(Collection entries)
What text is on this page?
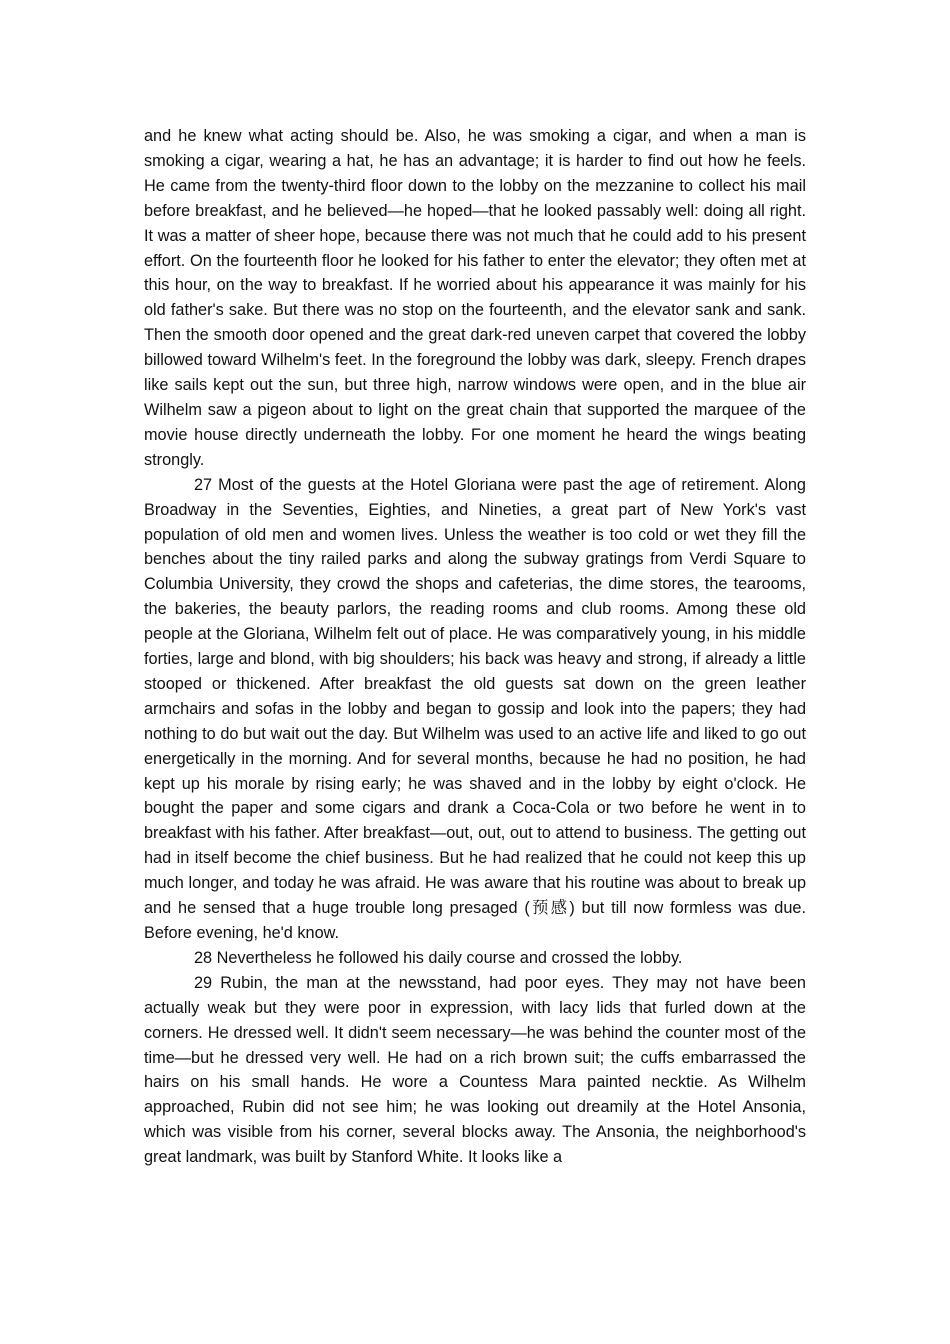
and he knew what acting should be. Also, he was smoking a cigar, and when a man is smoking a cigar, wearing a hat, he has an advantage; it is harder to find out how he feels. He came from the twenty-third floor down to the lobby on the mezzanine to collect his mail before breakfast, and he believed—he hoped—that he looked passably well: doing all right. It was a matter of sheer hope, because there was not much that he could add to his present effort. On the fourteenth floor he looked for his father to enter the elevator; they often met at this hour, on the way to breakfast. If he worried about his appearance it was mainly for his old father's sake. But there was no stop on the fourteenth, and the elevator sank and sank. Then the smooth door opened and the great dark-red uneven carpet that covered the lobby billowed toward Wilhelm's feet. In the foreground the lobby was dark, sleepy. French drapes like sails kept out the sun, but three high, narrow windows were open, and in the blue air Wilhelm saw a pigeon about to light on the great chain that supported the marquee of the movie house directly underneath the lobby. For one moment he heard the wings beating strongly.

27 Most of the guests at the Hotel Gloriana were past the age of retirement. Along Broadway in the Seventies, Eighties, and Nineties, a great part of New York's vast population of old men and women lives. Unless the weather is too cold or wet they fill the benches about the tiny railed parks and along the subway gratings from Verdi Square to Columbia University, they crowd the shops and cafeterias, the dime stores, the tearooms, the bakeries, the beauty parlors, the reading rooms and club rooms. Among these old people at the Gloriana, Wilhelm felt out of place. He was comparatively young, in his middle forties, large and blond, with big shoulders; his back was heavy and strong, if already a little stooped or thickened. After breakfast the old guests sat down on the green leather armchairs and sofas in the lobby and began to gossip and look into the papers; they had nothing to do but wait out the day. But Wilhelm was used to an active life and liked to go out energetically in the morning. And for several months, because he had no position, he had kept up his morale by rising early; he was shaved and in the lobby by eight o'clock. He bought the paper and some cigars and drank a Coca-Cola or two before he went in to breakfast with his father. After breakfast—out, out, out to attend to business. The getting out had in itself become the chief business. But he had realized that he could not keep this up much longer, and today he was afraid. He was aware that his routine was about to break up and he sensed that a huge trouble long presaged (预感) but till now formless was due. Before evening, he'd know.

28 Nevertheless he followed his daily course and crossed the lobby.

29 Rubin, the man at the newsstand, had poor eyes. They may not have been actually weak but they were poor in expression, with lacy lids that furled down at the corners. He dressed well. It didn't seem necessary—he was behind the counter most of the time—but he dressed very well. He had on a rich brown suit; the cuffs embarrassed the hairs on his small hands. He wore a Countess Mara painted necktie. As Wilhelm approached, Rubin did not see him; he was looking out dreamily at the Hotel Ansonia, which was visible from his corner, several blocks away. The Ansonia, the neighborhood's great landmark, was built by Stanford White. It looks like a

[Task instructions] Reproduce all entries exactly. Pictures do not belong in the copy.

[Worked answer]
What text is on this page?
and he knew what acting should be. Also, he was smoking a cigar, and when a man is smoking a cigar, wearing a hat, he has an advantage; it is harder to find out how he feels. He came from the twenty-third floor down to the lobby on the mezzanine to collect his mail before breakfast, and he believed—he hoped—that he looked passably well: doing all right. It was a matter of sheer hope, because there was not much that he could add to his present effort. On the fourteenth floor he looked for his father to enter the elevator; they often met at this hour, on the way to breakfast. If he worried about his appearance it was mainly for his old father's sake. But there was no stop on the fourteenth, and the elevator sank and sank. Then the smooth door opened and the great dark-red uneven carpet that covered the lobby billowed toward Wilhelm's feet. In the foreground the lobby was dark, sleepy. French drapes like sails kept out the sun, but three high, narrow windows were open, and in the blue air Wilhelm saw a pigeon about to light on the great chain that supported the marquee of the movie house directly underneath the lobby. For one moment he heard the wings beating strongly.

27 Most of the guests at the Hotel Gloriana were past the age of retirement. Along Broadway in the Seventies, Eighties, and Nineties, a great part of New York's vast population of old men and women lives. Unless the weather is too cold or wet they fill the benches about the tiny railed parks and along the subway gratings from Verdi Square to Columbia University, they crowd the shops and cafeterias, the dime stores, the tearooms, the bakeries, the beauty parlors, the reading rooms and club rooms. Among these old people at the Gloriana, Wilhelm felt out of place. He was comparatively young, in his middle forties, large and blond, with big shoulders; his back was heavy and strong, if already a little stooped or thickened. After breakfast the old guests sat down on the green leather armchairs and sofas in the lobby and began to gossip and look into the papers; they had nothing to do but wait out the day. But Wilhelm was used to an active life and liked to go out energetically in the morning. And for several months, because he had no position, he had kept up his morale by rising early; he was shaved and in the lobby by eight o'clock. He bought the paper and some cigars and drank a Coca-Cola or two before he went in to breakfast with his father. After breakfast—out, out, out to attend to business. The getting out had in itself become the chief business. But he had realized that he could not keep this up much longer, and today he was afraid. He was aware that his routine was about to break up and he sensed that a huge trouble long presaged (预感) but till now formless was due. Before evening, he'd know.

28 Nevertheless he followed his daily course and crossed the lobby.

29 Rubin, the man at the newsstand, had poor eyes. They may not have been actually weak but they were poor in expression, with lacy lids that furled down at the corners. He dressed well. It didn't seem necessary—he was behind the counter most of the time—but he dressed very well. He had on a rich brown suit; the cuffs embarrassed the hairs on his small hands. He wore a Countess Mara painted necktie. As Wilhelm approached, Rubin did not see him; he was looking out dreamily at the Hotel Ansonia, which was visible from his corner, several blocks away. The Ansonia, the neighborhood's great landmark, was built by Stanford White. It looks like a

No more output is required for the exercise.